• _GIVEN TEXT_
▶

Journal of Clinical Images and Medical Case Reports

ISSN 2766-7820
Case Report - Open Access, Volume 5

Mucorales-associated osteomyelitis in an immunocompetent child

Murat Sutcu1; Manolya Kara1; Niran Tekkeli2*; Kaya Turan3; Haluk Cabuk3

1Department of Pediatric Infectious Diseases, Faculty of Medicine, Istinye University, Turkey.

2Department of Pediatrics, Faculty of Medicine, Yeditepe University, Turkey.

3Department of Orthopedics and Traumatology, Faculty of Medicine, Istinye University, Turkey.

*Corresponding Author : Niran Tekkeli
Department of Pediatrics, Faculty of Medicine, Yeditepe University, Turkey.
Tel: +90 5441132393.
Email: [email protected]

Received : Feb 20, 2024

Accepted : Mar 12, 2024

Published : Mar 19, 2024

Archived : www.jcimcr.org

Copyright : © Tekkeli N (2024).

Citation: Sutcu M, Kara M, Tekkeli N, Turan K, Cabuk H. Mucorales-associated osteomyelitis in an immunocompetent child. J Clin Images Med Case Rep. 2024; 5(3): 2930.

◀

(Entries drawn from a collection)
▶

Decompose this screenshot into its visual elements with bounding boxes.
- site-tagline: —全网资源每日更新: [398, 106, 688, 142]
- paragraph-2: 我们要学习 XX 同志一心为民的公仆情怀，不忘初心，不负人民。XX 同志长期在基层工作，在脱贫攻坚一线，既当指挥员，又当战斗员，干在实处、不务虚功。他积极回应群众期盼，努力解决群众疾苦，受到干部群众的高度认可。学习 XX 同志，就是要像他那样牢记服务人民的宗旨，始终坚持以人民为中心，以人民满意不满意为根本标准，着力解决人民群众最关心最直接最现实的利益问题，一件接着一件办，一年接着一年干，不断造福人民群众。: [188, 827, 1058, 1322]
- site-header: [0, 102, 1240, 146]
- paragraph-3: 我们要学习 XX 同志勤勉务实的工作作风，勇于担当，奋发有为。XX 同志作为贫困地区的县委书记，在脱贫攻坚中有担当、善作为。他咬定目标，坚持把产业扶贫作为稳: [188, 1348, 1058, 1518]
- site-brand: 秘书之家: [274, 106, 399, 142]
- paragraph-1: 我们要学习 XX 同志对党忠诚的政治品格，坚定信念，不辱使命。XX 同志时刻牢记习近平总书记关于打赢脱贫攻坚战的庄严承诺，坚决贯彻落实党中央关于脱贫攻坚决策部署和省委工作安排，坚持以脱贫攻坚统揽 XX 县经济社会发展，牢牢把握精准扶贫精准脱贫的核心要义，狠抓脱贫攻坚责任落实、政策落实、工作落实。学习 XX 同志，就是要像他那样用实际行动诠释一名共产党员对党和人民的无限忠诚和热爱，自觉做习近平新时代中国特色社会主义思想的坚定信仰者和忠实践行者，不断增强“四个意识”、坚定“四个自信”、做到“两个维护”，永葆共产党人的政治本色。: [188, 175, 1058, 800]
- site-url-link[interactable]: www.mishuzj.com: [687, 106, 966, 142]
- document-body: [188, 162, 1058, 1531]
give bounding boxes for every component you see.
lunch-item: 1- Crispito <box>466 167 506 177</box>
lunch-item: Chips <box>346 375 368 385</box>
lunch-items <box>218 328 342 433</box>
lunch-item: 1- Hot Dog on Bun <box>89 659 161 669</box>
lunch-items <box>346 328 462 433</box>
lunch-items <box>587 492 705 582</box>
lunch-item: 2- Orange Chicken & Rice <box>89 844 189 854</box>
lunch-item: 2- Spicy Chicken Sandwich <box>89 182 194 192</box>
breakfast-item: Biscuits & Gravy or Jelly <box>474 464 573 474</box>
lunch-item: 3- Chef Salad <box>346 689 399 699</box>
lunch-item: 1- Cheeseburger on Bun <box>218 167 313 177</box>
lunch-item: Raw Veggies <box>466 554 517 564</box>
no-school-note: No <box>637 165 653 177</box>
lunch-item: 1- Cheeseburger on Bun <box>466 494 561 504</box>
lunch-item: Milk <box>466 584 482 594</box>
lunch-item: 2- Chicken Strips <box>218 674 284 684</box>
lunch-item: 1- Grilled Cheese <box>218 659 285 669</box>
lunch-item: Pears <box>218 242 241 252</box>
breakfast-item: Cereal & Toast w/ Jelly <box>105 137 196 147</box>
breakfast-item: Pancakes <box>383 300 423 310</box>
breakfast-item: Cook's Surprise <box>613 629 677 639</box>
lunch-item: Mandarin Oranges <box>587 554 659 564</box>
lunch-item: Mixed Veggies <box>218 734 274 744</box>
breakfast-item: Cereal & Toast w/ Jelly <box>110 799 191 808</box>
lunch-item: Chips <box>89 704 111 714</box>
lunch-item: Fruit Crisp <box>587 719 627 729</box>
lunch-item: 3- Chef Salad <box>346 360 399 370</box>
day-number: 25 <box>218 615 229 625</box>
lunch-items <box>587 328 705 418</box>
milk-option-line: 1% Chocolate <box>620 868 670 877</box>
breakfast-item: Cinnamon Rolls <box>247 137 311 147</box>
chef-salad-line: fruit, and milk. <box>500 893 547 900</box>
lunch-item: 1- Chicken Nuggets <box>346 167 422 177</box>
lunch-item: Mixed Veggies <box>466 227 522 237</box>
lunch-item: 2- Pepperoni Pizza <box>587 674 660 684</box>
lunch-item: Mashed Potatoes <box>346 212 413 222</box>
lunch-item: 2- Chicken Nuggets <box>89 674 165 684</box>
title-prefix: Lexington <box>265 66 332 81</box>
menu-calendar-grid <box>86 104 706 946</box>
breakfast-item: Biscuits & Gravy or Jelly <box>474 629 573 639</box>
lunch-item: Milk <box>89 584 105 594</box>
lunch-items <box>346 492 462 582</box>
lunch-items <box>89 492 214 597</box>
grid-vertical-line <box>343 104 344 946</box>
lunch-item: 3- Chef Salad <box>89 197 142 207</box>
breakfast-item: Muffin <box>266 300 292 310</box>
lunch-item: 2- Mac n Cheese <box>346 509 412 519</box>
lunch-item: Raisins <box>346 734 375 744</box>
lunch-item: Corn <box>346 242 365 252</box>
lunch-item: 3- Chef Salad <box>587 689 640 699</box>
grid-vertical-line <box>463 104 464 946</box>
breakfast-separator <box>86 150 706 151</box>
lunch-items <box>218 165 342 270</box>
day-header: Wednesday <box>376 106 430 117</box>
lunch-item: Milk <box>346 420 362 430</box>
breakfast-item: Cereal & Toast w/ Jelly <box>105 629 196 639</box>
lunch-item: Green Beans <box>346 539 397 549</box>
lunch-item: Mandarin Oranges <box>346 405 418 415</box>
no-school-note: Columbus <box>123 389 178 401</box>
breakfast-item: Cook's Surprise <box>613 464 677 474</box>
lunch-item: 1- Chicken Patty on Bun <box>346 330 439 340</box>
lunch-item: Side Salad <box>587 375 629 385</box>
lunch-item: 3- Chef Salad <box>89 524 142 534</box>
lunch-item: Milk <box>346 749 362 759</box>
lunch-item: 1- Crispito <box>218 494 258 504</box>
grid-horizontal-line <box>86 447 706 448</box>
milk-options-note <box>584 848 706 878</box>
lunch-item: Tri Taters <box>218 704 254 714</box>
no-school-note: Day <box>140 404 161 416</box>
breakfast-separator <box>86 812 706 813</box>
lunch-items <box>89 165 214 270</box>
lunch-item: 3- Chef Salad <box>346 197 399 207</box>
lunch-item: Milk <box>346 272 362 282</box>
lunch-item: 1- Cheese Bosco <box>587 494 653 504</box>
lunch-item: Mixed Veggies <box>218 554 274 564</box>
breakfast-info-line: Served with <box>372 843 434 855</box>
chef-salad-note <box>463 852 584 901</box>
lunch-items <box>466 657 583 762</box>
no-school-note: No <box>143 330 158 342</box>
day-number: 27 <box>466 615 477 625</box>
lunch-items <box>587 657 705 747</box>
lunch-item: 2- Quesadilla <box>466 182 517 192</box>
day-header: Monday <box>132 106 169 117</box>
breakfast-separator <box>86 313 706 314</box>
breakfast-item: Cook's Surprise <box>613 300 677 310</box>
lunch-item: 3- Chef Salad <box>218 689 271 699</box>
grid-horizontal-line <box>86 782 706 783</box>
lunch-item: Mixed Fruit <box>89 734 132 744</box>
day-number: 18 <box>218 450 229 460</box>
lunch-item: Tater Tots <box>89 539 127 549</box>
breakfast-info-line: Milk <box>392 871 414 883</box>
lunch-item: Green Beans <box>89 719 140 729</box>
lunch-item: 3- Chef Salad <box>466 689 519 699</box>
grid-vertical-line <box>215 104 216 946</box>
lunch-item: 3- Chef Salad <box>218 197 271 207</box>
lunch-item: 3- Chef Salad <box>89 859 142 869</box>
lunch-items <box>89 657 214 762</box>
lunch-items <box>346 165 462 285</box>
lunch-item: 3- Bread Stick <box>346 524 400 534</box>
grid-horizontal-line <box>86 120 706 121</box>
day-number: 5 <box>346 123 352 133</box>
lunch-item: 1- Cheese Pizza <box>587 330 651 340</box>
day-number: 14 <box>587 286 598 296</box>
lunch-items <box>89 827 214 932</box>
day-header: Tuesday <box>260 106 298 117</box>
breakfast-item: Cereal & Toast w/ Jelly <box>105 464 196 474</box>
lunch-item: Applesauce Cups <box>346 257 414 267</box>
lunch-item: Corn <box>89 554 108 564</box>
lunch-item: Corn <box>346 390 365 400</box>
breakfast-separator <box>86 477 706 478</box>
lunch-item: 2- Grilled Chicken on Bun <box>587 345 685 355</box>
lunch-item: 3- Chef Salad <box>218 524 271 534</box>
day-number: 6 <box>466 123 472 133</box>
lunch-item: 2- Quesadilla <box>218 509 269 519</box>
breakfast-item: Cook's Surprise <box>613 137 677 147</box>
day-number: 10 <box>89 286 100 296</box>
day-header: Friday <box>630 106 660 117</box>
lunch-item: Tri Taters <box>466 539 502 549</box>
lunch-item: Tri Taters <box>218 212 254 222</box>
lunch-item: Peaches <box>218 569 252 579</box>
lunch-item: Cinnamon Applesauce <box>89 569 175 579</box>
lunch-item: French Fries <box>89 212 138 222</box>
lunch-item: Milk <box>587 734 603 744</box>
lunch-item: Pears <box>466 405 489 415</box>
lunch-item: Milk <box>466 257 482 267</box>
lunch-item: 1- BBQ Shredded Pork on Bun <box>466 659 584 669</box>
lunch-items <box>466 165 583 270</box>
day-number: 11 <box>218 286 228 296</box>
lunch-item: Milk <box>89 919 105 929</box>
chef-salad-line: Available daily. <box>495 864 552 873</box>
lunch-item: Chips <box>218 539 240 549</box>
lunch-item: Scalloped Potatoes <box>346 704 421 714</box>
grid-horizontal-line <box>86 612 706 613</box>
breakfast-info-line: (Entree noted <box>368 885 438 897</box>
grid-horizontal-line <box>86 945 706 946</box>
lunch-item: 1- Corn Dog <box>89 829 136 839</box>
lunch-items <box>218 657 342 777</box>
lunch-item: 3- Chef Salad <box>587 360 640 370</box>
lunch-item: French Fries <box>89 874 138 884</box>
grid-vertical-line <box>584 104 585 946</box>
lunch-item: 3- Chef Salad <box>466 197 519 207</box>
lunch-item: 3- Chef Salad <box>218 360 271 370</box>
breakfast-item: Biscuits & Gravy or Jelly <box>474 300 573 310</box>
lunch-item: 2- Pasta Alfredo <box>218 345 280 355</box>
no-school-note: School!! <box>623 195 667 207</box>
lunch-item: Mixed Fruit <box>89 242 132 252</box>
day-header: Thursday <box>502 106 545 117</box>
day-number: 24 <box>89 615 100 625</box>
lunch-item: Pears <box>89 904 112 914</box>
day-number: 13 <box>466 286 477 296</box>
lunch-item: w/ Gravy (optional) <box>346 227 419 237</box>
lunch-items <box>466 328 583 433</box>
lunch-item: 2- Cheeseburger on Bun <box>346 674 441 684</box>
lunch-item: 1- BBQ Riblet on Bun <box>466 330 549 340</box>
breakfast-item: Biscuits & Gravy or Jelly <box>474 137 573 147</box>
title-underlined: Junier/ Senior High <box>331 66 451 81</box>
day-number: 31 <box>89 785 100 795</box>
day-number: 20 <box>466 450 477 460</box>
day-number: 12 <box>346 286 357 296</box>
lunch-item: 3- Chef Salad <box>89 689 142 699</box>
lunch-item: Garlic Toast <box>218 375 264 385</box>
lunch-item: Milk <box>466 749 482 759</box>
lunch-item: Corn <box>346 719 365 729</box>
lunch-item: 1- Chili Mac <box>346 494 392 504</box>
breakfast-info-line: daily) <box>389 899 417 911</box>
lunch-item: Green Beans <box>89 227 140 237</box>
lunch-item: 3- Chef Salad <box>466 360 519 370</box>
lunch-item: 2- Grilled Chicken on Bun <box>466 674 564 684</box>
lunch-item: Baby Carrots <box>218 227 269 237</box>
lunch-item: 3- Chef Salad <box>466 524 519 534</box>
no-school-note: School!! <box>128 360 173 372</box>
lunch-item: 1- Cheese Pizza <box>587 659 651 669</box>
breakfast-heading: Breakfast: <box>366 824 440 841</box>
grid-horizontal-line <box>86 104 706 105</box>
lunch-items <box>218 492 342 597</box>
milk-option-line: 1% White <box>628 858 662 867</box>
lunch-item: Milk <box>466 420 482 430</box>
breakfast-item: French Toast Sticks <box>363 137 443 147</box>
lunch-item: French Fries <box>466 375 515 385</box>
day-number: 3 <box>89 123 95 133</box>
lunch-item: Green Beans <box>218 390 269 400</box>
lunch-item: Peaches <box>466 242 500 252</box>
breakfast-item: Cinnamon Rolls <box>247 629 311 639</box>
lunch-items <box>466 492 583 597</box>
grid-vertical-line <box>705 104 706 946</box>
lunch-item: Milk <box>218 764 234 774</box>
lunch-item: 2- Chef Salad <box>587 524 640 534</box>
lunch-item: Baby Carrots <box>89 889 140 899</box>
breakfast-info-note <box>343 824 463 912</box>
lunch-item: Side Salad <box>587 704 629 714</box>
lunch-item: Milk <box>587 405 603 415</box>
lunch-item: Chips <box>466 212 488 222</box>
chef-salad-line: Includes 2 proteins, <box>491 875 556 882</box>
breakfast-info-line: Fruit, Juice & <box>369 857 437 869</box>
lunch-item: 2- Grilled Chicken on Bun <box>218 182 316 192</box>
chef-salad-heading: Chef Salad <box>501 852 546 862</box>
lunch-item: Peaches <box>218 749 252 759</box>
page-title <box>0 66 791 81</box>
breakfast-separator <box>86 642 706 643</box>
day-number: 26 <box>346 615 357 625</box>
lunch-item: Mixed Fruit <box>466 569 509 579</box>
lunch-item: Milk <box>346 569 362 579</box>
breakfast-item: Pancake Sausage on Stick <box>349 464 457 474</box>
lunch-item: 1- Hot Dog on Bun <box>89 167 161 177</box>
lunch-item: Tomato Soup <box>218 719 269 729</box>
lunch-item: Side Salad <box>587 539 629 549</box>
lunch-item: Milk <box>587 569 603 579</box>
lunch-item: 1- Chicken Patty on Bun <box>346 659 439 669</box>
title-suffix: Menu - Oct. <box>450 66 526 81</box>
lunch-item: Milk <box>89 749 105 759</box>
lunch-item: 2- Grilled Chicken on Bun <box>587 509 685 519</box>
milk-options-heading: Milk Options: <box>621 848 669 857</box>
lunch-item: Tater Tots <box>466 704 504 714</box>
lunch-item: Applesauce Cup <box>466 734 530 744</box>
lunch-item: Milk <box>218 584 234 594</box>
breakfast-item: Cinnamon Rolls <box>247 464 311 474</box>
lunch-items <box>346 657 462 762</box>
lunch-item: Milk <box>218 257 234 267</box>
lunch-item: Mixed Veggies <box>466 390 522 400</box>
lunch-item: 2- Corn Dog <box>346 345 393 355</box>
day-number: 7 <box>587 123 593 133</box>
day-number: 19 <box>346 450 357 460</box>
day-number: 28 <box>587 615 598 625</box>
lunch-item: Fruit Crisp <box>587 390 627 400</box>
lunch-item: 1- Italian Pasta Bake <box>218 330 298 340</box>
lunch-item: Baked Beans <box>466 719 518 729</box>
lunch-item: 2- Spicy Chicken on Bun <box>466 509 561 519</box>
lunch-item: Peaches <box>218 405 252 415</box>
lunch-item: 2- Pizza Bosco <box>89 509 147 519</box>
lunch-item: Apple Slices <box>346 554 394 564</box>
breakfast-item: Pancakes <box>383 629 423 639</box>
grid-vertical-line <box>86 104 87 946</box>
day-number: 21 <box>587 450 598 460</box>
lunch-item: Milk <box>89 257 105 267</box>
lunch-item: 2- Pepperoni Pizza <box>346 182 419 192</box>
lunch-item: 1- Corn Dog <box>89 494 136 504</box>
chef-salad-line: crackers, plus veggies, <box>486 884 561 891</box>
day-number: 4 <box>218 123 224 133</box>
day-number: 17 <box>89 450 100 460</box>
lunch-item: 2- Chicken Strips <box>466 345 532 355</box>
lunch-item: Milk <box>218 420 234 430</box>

◀

• _PARTS OF THE EXERCISE_
#1 Output the portion of the Mucorales osteomyelitis case report between "Accepted : Mar" and "2024; 5(3): 2930.", inclusive.
#2 Go on with the Mucorales osteomyelitis case report from the point where it stops.
The records aren't needed for this.

• _YOUR WRITTEN ANSWERS_
#1
Accepted : Mar 12, 2024

Published : Mar 19, 2024

Archived : www.jcimcr.org

Copyright : © Tekkeli N (2024).

Citation: Sutcu M, Kara M, Tekkeli N, Turan K, Cabuk H. Mucorales-associated osteomyelitis in an immunocompetent child. J Clin Images Med Case Rep. 2024; 5(3): 2930.

#2
Introduction

Mucormycosis is an opportunistic, aggressive, luckily rare fungal infection that most commonly causes pulmonary, sinoorbital, gastrointestinal, and skin disease [1]. Its incidence is 1.5% among invasive fungal infections [2]. But, the mortality from mucormycosis is significantly high (>30-50%), with disseminated disease accounting for 90% of deaths. Patients with localized cutaneous disease have a much lower mortality rate while it is still significant (10-30%) [3]. Although diabetic ketoacidosis and immunodeficiency are wellknown risk factors for the infection, cases of Cutaneous Mucormycosis (CM) in previously healthy subjects secondary to trauma have been reported [4]. Following inoculation of the fungus into the skin, the infection can progress to the subcutaneous tissue, muscle, and bone. Osteoarticular Mucormycosis (OAM) is extremely rare. Even so, if not diagnosed and treated promptly, it can have serious consequences, including amputation of extremities and death. Herein, we describe a rare instance of mucorales-associated osteomyelitis in an immunocompetent child who survived amputation with the combination of antifungal therapy and surgery.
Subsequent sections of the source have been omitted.